PROBLEM REQUIREMENTS —
Copy, from the entries below, each line where the word "JSON" can be found.
*-*-*
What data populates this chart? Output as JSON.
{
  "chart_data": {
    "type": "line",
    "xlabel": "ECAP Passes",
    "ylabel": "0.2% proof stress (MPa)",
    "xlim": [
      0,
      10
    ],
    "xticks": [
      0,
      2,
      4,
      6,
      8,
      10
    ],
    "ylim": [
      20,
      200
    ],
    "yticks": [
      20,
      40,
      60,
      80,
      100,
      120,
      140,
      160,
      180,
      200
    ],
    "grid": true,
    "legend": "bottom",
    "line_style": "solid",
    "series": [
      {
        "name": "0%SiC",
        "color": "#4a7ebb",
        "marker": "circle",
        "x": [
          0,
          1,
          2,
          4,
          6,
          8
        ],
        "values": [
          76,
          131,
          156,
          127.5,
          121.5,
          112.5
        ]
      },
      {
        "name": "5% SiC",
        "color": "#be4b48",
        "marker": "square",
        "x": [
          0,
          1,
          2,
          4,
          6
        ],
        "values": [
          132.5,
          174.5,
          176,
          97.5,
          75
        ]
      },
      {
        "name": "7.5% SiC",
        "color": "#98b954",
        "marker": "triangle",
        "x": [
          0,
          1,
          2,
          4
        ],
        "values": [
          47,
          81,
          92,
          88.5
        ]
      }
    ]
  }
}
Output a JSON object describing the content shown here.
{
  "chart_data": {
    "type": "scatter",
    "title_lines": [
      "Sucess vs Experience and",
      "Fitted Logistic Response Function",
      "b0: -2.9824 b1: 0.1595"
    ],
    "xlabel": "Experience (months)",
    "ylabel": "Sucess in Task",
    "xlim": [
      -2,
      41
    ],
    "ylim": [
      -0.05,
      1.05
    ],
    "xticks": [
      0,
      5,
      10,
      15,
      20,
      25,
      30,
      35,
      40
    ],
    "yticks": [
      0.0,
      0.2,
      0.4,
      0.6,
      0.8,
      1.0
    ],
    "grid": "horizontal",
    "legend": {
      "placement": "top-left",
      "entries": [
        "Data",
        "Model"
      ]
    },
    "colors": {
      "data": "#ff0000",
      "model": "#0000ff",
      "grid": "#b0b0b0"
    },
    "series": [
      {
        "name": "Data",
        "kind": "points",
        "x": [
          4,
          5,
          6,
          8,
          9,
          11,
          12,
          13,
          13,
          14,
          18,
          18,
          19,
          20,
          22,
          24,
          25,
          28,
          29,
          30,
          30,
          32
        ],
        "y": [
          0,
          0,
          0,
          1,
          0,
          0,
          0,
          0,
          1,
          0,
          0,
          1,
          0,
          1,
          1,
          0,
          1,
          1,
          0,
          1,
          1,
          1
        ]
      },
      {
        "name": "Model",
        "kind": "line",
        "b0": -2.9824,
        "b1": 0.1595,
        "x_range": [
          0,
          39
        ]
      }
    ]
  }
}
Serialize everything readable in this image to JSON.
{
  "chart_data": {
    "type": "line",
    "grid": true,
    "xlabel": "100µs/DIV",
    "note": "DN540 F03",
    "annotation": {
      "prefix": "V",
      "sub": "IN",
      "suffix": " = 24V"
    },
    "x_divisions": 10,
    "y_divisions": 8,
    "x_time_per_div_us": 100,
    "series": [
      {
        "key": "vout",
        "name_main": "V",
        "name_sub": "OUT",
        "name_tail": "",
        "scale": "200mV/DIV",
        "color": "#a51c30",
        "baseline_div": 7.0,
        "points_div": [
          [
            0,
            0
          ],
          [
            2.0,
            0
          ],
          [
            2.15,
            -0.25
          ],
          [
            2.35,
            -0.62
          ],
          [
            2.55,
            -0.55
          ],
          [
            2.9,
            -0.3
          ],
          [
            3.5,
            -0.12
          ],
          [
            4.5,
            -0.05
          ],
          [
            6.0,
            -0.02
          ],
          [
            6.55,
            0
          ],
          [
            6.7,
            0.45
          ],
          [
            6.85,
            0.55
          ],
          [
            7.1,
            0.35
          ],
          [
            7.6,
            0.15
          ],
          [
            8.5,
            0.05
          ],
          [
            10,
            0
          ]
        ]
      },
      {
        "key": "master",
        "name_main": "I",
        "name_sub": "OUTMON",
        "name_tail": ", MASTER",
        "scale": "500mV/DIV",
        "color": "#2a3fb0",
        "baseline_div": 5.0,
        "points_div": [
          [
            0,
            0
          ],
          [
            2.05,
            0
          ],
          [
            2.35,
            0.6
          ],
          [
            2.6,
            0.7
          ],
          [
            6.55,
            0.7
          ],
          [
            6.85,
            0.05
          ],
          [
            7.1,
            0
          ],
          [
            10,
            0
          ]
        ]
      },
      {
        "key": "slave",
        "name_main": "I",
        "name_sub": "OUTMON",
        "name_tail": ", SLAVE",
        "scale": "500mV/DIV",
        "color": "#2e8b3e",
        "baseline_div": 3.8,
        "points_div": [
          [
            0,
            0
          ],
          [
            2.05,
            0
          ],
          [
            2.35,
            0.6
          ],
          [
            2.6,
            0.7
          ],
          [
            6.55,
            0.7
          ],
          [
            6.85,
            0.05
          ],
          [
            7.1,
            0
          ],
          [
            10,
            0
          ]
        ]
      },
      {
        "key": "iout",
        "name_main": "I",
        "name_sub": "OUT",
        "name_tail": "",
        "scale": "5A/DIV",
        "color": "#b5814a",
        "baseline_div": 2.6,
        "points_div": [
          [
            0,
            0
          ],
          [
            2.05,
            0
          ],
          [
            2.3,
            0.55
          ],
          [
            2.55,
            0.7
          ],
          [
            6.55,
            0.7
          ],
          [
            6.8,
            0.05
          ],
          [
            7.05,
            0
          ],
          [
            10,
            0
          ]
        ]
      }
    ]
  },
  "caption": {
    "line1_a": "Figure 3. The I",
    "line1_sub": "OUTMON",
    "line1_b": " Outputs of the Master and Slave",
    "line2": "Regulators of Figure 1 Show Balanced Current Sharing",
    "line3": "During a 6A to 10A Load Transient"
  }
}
*-*-*
WRITTEN SOLUTION —
What data populates this chart? Output as JSON.
Output a JSON object describing the content shown here.
Serialize everything readable in this image to JSON.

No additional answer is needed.